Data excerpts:
# # # #
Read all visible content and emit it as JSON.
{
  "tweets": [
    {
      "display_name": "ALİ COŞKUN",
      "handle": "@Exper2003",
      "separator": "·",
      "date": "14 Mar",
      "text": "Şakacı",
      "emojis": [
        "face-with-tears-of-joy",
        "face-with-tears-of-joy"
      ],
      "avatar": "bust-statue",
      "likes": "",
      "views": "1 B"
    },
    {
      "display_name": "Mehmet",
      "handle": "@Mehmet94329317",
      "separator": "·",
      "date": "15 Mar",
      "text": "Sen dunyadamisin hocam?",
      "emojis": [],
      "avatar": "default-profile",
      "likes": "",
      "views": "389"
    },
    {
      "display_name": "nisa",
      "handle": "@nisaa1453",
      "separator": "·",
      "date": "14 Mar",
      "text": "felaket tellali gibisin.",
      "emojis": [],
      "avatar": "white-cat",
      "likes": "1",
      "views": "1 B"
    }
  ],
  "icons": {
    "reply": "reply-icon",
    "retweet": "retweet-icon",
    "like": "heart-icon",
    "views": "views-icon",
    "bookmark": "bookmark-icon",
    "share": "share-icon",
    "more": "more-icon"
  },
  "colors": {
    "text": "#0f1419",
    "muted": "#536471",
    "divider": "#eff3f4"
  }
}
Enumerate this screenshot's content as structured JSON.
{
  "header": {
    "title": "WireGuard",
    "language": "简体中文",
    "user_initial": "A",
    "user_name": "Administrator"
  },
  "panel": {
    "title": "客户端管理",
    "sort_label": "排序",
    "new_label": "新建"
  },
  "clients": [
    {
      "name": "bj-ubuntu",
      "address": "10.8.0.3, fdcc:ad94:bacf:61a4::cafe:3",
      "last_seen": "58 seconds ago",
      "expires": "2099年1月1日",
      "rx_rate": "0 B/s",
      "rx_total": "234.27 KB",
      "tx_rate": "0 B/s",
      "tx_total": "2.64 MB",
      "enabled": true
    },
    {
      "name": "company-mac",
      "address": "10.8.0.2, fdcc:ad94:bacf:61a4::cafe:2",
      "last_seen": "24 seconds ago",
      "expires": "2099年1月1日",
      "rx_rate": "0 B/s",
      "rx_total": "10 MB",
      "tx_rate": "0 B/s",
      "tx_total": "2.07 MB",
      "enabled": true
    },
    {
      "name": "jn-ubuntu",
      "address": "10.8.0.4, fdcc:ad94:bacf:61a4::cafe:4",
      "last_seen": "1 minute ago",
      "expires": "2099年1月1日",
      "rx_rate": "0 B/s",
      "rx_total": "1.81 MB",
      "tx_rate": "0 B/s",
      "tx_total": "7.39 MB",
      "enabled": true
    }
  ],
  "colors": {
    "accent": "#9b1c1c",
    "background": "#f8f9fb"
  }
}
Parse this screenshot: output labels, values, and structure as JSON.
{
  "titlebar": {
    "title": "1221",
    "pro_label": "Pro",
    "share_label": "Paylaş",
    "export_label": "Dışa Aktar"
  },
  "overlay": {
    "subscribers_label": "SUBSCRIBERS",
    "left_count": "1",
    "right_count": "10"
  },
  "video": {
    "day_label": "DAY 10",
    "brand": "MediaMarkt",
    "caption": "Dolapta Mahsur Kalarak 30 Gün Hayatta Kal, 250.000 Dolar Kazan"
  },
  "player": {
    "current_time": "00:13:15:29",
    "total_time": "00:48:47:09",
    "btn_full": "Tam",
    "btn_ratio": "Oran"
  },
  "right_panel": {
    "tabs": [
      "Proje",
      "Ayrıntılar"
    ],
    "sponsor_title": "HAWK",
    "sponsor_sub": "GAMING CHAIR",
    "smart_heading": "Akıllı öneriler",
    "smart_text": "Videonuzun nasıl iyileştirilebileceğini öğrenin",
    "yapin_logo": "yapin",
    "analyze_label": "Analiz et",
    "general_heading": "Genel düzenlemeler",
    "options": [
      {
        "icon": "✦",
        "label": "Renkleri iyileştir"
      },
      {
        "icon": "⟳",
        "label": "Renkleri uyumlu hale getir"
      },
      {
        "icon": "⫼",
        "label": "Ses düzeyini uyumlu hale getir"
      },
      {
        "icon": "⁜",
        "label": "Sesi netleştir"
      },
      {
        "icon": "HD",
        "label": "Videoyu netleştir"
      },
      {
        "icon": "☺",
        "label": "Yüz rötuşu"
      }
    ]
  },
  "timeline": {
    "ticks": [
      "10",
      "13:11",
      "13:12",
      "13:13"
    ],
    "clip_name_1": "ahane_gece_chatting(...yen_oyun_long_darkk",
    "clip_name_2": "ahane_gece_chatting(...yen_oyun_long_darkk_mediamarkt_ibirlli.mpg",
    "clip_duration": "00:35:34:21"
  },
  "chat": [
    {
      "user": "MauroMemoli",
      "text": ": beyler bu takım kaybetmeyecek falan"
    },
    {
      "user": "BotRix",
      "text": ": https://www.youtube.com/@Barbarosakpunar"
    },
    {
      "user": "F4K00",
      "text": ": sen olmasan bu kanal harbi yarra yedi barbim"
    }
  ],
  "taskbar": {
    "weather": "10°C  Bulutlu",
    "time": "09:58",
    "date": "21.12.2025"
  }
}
# # # #
Each line of the material should be duplicated exactly, please.

### Response to the task
Read all visible content and emit it as JSON.
{
  "tweets": [
    {
      "display_name": "ALİ COŞKUN",
      "handle": "@Exper2003",
      "separator": "·",
      "date": "14 Mar",
      "text": "Şakacı",
      "emojis": [
        "face-with-tears-of-joy",
        "face-with-tears-of-joy"
      ],
      "avatar": "bust-statue",
      "likes": "",
      "views": "1 B"
    },
    {
      "display_name": "Mehmet",
      "handle": "@Mehmet94329317",
      "separator": "·",
      "date": "15 Mar",
      "text": "Sen dunyadamisin hocam?",
      "emojis": [],
      "avatar": "default-profile",
      "likes": "",
      "views": "389"
    },
    {
      "display_name": "nisa",
      "handle": "@nisaa1453",
      "separator": "·",
      "date": "14 Mar",
      "text": "felaket tellali gibisin.",
      "emojis": [],
      "avatar": "white-cat",
      "likes": "1",
      "views": "1 B"
    }
  ],
  "icons": {
    "reply": "reply-icon",
    "retweet": "retweet-icon",
    "like": "heart-icon",
    "views": "views-icon",
    "bookmark": "bookmark-icon",
    "share": "share-icon",
    "more": "more-icon"
  },
  "colors": {
    "text": "#0f1419",
    "muted": "#536471",
    "divider": "#eff3f4"
  }
}
Enumerate this screenshot's content as structured JSON.
{
  "header": {
    "title": "WireGuard",
    "language": "简体中文",
    "user_initial": "A",
    "user_name": "Administrator"
  },
  "panel": {
    "title": "客户端管理",
    "sort_label": "排序",
    "new_label": "新建"
  },
  "clients": [
    {
      "name": "bj-ubuntu",
      "address": "10.8.0.3, fdcc:ad94:bacf:61a4::cafe:3",
      "last_seen": "58 seconds ago",
      "expires": "2099年1月1日",
      "rx_rate": "0 B/s",
      "rx_total": "234.27 KB",
      "tx_rate": "0 B/s",
      "tx_total": "2.64 MB",
      "enabled": true
    },
    {
      "name": "company-mac",
      "address": "10.8.0.2, fdcc:ad94:bacf:61a4::cafe:2",
      "last_seen": "24 seconds ago",
      "expires": "2099年1月1日",
      "rx_rate": "0 B/s",
      "rx_total": "10 MB",
      "tx_rate": "0 B/s",
      "tx_total": "2.07 MB",
      "enabled": true
    },
    {
      "name": "jn-ubuntu",
      "address": "10.8.0.4, fdcc:ad94:bacf:61a4::cafe:4",
      "last_seen": "1 minute ago",
      "expires": "2099年1月1日",
      "rx_rate": "0 B/s",
      "rx_total": "1.81 MB",
      "tx_rate": "0 B/s",
      "tx_total": "7.39 MB",
      "enabled": true
    }
  ],
  "colors": {
    "accent": "#9b1c1c",
    "background": "#f8f9fb"
  }
}
Parse this screenshot: output labels, values, and structure as JSON.
{
  "titlebar": {
    "title": "1221",
    "pro_label": "Pro",
    "share_label": "Paylaş",
    "export_label": "Dışa Aktar"
  },
  "overlay": {
    "subscribers_label": "SUBSCRIBERS",
    "left_count": "1",
    "right_count": "10"
  },
  "video": {
    "day_label": "DAY 10",
    "brand": "MediaMarkt",
    "caption": "Dolapta Mahsur Kalarak 30 Gün Hayatta Kal, 250.000 Dolar Kazan"
  },
  "player": {
    "current_time": "00:13:15:29",
    "total_time": "00:48:47:09",
    "btn_full": "Tam",
    "btn_ratio": "Oran"
  },
  "right_panel": {
    "tabs": [
      "Proje",
      "Ayrıntılar"
    ],
    "sponsor_title": "HAWK",
    "sponsor_sub": "GAMING CHAIR",
    "smart_heading": "Akıllı öneriler",
    "smart_text": "Videonuzun nasıl iyileştirilebileceğini öğrenin",
    "yapin_logo": "yapin",
    "analyze_label": "Analiz et",
    "general_heading": "Genel düzenlemeler",
    "options": [
      {
        "icon": "✦",
        "label": "Renkleri iyileştir"
      },
      {
        "icon": "⟳",
        "label": "Renkleri uyumlu hale getir"
      },
      {
        "icon": "⫼",
        "label": "Ses düzeyini uyumlu hale getir"
      },
      {
        "icon": "⁜",
        "label": "Sesi netleştir"
      },
      {
        "icon": "HD",
        "label": "Videoyu netleştir"
      },
      {
        "icon": "☺",
        "label": "Yüz rötuşu"
      }
    ]
  },
  "timeline": {
    "ticks": [
      "10",
      "13:11",
      "13:12",
      "13:13"
    ],
    "clip_name_1": "ahane_gece_chatting(...yen_oyun_long_darkk",
    "clip_name_2": "ahane_gece_chatting(...yen_oyun_long_darkk_mediamarkt_ibirlli.mpg",
    "clip_duration": "00:35:34:21"
  },
  "chat": [
    {
      "user": "MauroMemoli",
      "text": ": beyler bu takım kaybetmeyecek falan"
    },
    {
      "user": "BotRix",
      "text": ": https://www.youtube.com/@Barbarosakpunar"
    },
    {
      "user": "F4K00",
      "text": ": sen olmasan bu kanal harbi yarra yedi barbim"
    }
  ],
  "taskbar": {
    "weather": "10°C  Bulutlu",
    "time": "09:58",
    "date": "21.12.2025"
  }
}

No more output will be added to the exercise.